→ DATASET RECORDS:

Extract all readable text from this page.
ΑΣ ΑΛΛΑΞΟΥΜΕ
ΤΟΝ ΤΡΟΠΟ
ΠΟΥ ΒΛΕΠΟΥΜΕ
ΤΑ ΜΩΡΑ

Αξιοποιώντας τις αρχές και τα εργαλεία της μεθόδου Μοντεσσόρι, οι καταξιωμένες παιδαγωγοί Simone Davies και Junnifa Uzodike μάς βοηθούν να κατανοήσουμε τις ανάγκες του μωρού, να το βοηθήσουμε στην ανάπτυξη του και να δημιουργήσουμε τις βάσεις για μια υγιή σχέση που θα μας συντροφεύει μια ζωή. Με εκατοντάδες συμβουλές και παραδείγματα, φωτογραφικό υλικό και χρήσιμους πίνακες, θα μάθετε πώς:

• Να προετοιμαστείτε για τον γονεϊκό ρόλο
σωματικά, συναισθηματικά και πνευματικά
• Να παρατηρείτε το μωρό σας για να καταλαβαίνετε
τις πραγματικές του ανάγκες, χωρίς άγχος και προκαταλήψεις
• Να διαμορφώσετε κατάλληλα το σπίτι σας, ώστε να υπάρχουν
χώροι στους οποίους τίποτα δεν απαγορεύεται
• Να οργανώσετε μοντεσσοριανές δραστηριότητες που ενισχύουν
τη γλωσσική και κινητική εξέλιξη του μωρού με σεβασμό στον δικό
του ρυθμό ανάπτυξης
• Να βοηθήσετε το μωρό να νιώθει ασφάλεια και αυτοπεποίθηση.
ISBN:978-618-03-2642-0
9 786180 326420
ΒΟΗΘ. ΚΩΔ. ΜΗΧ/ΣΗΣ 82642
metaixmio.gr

→ INSTRUCTIONS TO FOLLOW:
Reproduce every line of the data verbatim.

→ SOLUTION FOR THIS TASK:
Extract all readable text from this page.
ΑΣ ΑΛΛΑΞΟΥΜΕ
ΤΟΝ ΤΡΟΠΟ
ΠΟΥ ΒΛΕΠΟΥΜΕ
ΤΑ ΜΩΡΑ

Αξιοποιώντας τις αρχές και τα εργαλεία της μεθόδου Μοντεσσόρι, οι καταξιωμένες παιδαγωγοί Simone Davies και Junnifa Uzodike μάς βοηθούν να κατανοήσουμε τις ανάγκες του μωρού, να το βοηθήσουμε στην ανάπτυξη του και να δημιουργήσουμε τις βάσεις για μια υγιή σχέση που θα μας συντροφεύει μια ζωή. Με εκατοντάδες συμβουλές και παραδείγματα, φωτογραφικό υλικό και χρήσιμους πίνακες, θα μάθετε πώς:

• Να προετοιμαστείτε για τον γονεϊκό ρόλο
σωματικά, συναισθηματικά και πνευματικά
• Να παρατηρείτε το μωρό σας για να καταλαβαίνετε
τις πραγματικές του ανάγκες, χωρίς άγχος και προκαταλήψεις
• Να διαμορφώσετε κατάλληλα το σπίτι σας, ώστε να υπάρχουν
χώροι στους οποίους τίποτα δεν απαγορεύεται
• Να οργανώσετε μοντεσσοριανές δραστηριότητες που ενισχύουν
τη γλωσσική και κινητική εξέλιξη του μωρού με σεβασμό στον δικό
του ρυθμό ανάπτυξης
• Να βοηθήσετε το μωρό να νιώθει ασφάλεια και αυτοπεποίθηση.
ISBN:978-618-03-2642-0
9 786180 326420
ΒΟΗΘ. ΚΩΔ. ΜΗΧ/ΣΗΣ 82642
metaixmio.gr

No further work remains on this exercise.